- _RECORDS FOR THE TASK_:
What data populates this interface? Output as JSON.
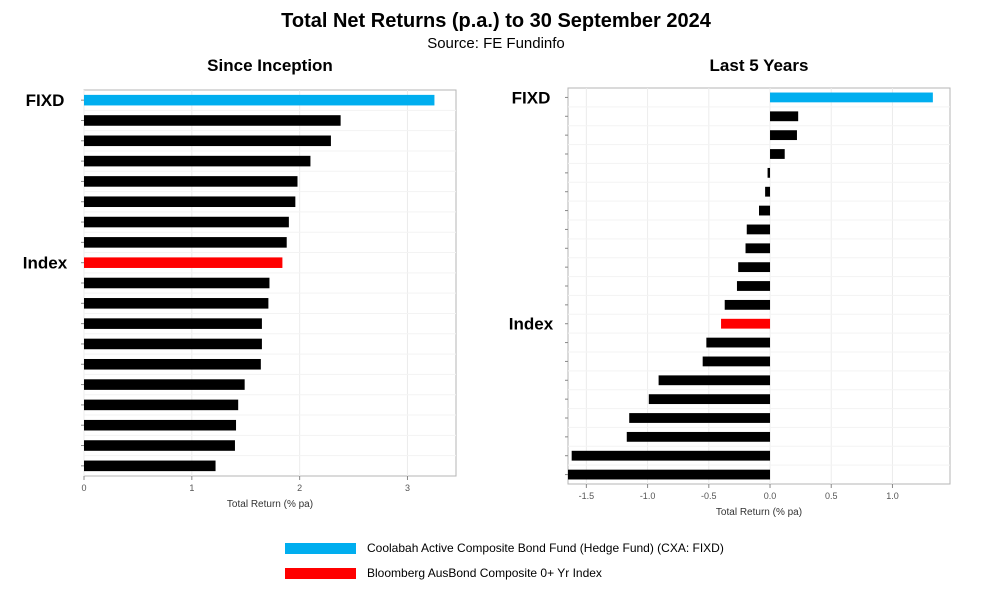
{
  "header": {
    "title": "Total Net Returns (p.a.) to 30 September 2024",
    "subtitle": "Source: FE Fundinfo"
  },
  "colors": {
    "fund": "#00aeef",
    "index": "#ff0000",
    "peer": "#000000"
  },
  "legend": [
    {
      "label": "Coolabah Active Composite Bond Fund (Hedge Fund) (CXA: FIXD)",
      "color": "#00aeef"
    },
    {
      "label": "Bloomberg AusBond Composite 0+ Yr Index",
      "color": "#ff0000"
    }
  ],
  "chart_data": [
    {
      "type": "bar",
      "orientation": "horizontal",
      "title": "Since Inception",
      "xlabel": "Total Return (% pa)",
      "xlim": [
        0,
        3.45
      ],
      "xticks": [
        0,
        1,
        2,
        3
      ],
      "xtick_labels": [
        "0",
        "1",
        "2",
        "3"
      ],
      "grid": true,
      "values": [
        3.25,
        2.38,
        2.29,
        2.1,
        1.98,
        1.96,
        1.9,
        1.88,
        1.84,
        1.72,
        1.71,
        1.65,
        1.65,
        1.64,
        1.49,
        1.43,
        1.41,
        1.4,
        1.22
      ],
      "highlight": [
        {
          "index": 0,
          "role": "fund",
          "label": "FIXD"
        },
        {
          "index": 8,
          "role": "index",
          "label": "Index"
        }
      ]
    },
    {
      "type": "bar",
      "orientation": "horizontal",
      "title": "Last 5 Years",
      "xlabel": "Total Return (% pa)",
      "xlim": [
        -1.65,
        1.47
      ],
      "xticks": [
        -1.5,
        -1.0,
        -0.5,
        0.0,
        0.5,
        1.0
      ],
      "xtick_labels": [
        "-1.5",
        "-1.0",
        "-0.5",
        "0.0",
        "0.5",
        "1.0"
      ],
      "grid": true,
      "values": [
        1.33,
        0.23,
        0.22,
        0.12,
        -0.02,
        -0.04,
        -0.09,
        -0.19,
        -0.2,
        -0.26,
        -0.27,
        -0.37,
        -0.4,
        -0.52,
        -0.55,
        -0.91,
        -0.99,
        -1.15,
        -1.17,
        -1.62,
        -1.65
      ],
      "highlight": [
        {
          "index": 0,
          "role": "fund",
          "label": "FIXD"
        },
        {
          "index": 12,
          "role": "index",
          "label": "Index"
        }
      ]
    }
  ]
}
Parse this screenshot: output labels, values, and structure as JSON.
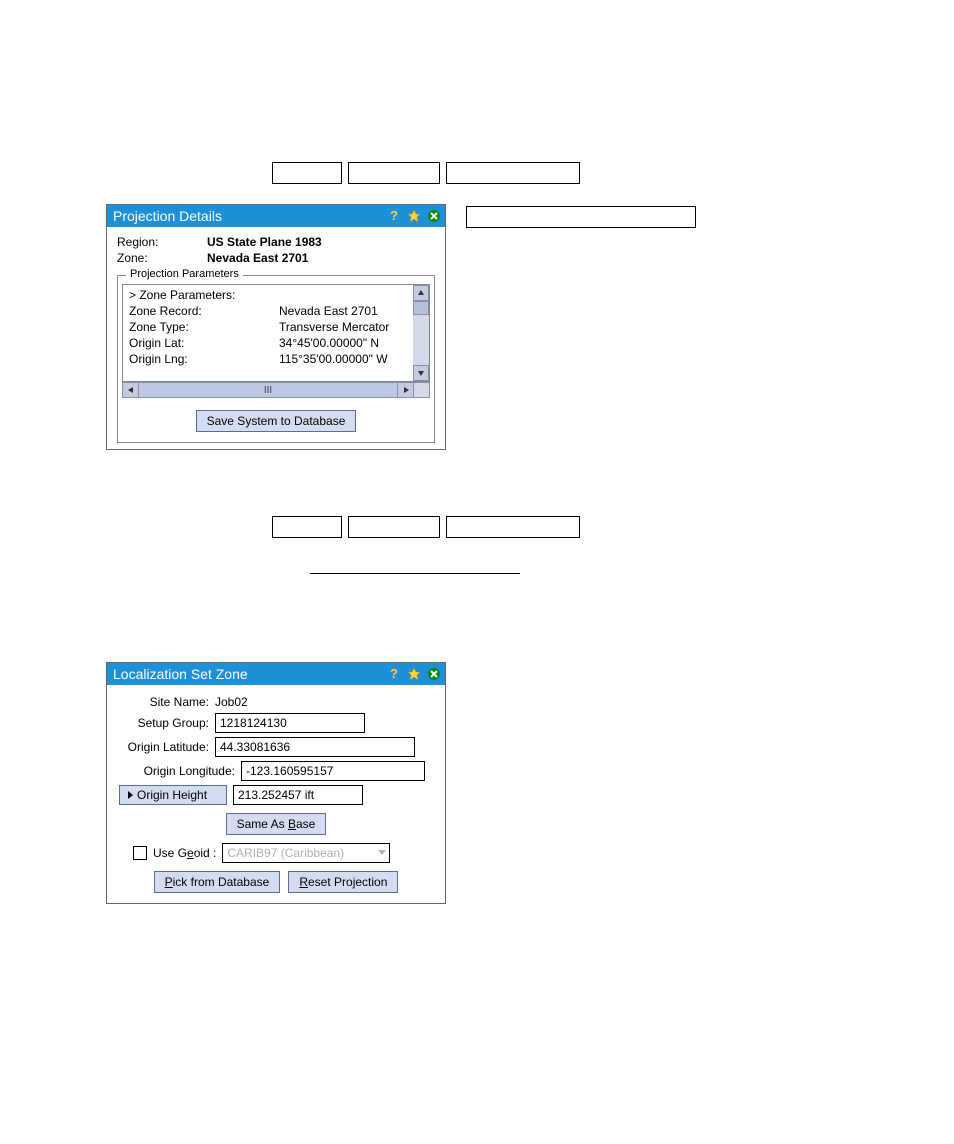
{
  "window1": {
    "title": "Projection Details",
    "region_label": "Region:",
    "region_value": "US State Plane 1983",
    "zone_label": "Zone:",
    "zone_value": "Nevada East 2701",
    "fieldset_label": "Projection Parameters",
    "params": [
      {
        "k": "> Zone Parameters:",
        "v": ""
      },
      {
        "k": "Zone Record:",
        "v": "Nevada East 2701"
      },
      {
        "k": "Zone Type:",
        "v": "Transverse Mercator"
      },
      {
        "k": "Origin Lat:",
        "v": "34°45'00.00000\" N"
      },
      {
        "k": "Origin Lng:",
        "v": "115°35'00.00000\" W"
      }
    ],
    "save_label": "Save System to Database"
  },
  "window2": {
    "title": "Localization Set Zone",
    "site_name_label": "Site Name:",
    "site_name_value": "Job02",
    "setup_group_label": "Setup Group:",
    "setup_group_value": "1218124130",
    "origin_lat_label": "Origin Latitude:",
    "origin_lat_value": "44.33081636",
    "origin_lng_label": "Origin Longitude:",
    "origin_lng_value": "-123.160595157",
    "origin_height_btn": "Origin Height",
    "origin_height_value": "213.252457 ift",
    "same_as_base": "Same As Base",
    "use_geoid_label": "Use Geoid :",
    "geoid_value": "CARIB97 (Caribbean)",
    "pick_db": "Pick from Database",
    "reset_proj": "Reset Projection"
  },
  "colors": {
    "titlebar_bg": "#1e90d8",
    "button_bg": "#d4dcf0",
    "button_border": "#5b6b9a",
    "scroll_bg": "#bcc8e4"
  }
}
==
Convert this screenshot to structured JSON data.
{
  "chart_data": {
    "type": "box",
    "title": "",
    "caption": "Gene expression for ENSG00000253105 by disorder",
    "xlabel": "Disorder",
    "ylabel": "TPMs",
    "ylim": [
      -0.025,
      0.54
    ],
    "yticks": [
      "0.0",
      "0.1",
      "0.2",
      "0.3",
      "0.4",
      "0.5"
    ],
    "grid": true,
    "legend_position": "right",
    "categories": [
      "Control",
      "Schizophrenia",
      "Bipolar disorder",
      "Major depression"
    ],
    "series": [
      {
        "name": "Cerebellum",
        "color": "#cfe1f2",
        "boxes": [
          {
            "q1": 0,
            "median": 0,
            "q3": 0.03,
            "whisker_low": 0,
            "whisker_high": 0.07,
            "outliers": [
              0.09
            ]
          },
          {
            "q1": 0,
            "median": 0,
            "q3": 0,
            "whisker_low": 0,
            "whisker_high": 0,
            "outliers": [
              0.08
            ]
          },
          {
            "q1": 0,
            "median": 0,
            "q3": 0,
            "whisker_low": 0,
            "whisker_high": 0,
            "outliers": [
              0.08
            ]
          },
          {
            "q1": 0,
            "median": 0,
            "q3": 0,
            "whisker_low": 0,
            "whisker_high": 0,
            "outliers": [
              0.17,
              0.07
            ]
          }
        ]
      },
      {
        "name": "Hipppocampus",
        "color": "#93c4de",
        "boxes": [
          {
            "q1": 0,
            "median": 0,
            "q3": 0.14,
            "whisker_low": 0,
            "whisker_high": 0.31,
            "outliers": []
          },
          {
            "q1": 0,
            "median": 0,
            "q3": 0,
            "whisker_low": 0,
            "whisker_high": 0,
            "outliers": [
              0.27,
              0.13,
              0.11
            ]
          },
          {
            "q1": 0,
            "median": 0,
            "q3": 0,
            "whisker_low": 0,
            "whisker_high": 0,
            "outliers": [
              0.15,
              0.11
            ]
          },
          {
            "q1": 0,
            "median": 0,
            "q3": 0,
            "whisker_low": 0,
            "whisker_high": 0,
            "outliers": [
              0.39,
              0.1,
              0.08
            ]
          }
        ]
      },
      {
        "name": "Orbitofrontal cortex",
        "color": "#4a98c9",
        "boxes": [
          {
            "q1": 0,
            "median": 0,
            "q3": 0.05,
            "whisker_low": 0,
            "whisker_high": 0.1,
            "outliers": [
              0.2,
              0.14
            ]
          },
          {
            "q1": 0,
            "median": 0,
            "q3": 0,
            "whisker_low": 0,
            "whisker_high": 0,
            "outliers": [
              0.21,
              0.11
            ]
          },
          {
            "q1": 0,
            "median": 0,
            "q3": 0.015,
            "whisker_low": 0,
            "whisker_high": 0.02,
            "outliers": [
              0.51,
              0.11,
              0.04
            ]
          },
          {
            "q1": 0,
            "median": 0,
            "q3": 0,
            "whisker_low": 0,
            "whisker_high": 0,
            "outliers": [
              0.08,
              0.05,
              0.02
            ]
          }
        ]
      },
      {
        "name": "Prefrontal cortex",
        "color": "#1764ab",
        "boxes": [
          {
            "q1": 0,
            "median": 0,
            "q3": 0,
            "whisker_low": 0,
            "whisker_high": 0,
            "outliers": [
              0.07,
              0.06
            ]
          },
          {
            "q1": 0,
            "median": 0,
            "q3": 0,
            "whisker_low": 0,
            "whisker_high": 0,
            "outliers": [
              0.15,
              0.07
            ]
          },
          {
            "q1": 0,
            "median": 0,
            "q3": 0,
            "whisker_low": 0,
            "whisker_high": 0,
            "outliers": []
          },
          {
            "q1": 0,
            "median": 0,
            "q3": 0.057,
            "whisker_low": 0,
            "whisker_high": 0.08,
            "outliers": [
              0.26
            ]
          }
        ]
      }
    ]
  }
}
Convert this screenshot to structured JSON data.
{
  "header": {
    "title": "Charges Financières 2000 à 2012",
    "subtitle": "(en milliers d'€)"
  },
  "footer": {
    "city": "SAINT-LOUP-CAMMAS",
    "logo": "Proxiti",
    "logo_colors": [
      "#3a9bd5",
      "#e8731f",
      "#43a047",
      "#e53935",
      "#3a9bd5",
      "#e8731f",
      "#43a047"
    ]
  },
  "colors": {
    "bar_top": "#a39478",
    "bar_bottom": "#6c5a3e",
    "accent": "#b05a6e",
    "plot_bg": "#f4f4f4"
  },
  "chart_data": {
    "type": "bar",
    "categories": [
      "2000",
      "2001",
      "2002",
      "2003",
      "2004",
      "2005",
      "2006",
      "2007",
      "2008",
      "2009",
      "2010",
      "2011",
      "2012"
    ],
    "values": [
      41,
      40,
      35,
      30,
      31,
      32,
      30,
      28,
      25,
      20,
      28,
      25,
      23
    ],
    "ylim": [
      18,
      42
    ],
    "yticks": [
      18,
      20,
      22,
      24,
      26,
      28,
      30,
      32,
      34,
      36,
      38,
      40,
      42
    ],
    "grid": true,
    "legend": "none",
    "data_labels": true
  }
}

- _GIVEN INSTRUCTION_: Take each line of the material that contains the word "cortex" and list it.

- _SOLUTION FOR THIS EXERCISE_:
        "name": "Orbitofrontal cortex",
        "name": "Prefrontal cortex",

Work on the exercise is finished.